> [Material for this exercise]
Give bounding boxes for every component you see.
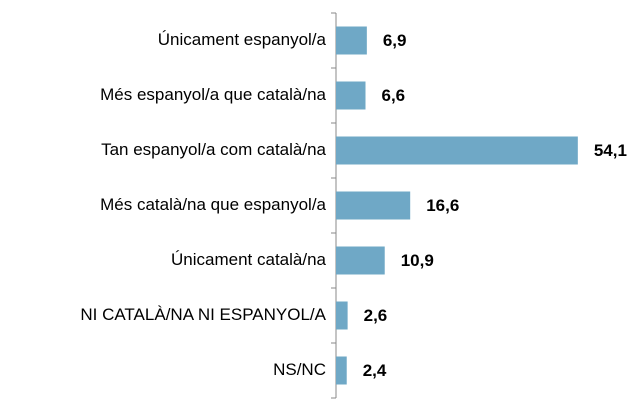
category-label: Tan espanyol/a com català/na <box>101 140 326 159</box>
category-label: Únicament espanyol/a <box>158 30 327 49</box>
bar <box>336 246 385 275</box>
value-label: 2,6 <box>364 306 388 325</box>
bar <box>336 356 347 385</box>
category-label: NS/NC <box>273 360 326 379</box>
bar <box>336 26 367 55</box>
category-label: NI CATALÀ/NA NI ESPANYOL/A <box>80 305 326 324</box>
bar <box>336 81 366 110</box>
bar <box>336 191 411 220</box>
category-label: Més català/na que espanyol/a <box>100 195 326 214</box>
value-label: 6,9 <box>383 31 407 50</box>
value-label: 16,6 <box>426 196 459 215</box>
bar <box>336 136 578 165</box>
category-label: Únicament català/na <box>171 250 327 269</box>
value-label: 6,6 <box>382 86 406 105</box>
value-label: 10,9 <box>401 251 434 270</box>
value-label: 54,1 <box>594 141 627 160</box>
category-label: Més espanyol/a que català/na <box>100 85 326 104</box>
value-label: 2,4 <box>363 361 387 380</box>
bar <box>336 301 348 330</box>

> [Requirements]
Print every line of the records above without changing anything, and leave the picture out.

> [Written solution]
Give bounding boxes for every component you see.
category-label: Tan espanyol/a com català/na <box>101 140 326 159</box>
category-label: Únicament espanyol/a <box>158 30 327 49</box>
bar <box>336 246 385 275</box>
value-label: 2,6 <box>364 306 388 325</box>
bar <box>336 356 347 385</box>
category-label: NS/NC <box>273 360 326 379</box>
bar <box>336 26 367 55</box>
category-label: NI CATALÀ/NA NI ESPANYOL/A <box>80 305 326 324</box>
bar <box>336 81 366 110</box>
bar <box>336 191 411 220</box>
category-label: Més català/na que espanyol/a <box>100 195 326 214</box>
value-label: 6,9 <box>383 31 407 50</box>
value-label: 16,6 <box>426 196 459 215</box>
bar <box>336 136 578 165</box>
category-label: Únicament català/na <box>171 250 327 269</box>
value-label: 6,6 <box>382 86 406 105</box>
value-label: 10,9 <box>401 251 434 270</box>
value-label: 54,1 <box>594 141 627 160</box>
category-label: Més espanyol/a que català/na <box>100 85 326 104</box>
value-label: 2,4 <box>363 361 387 380</box>
bar <box>336 301 348 330</box>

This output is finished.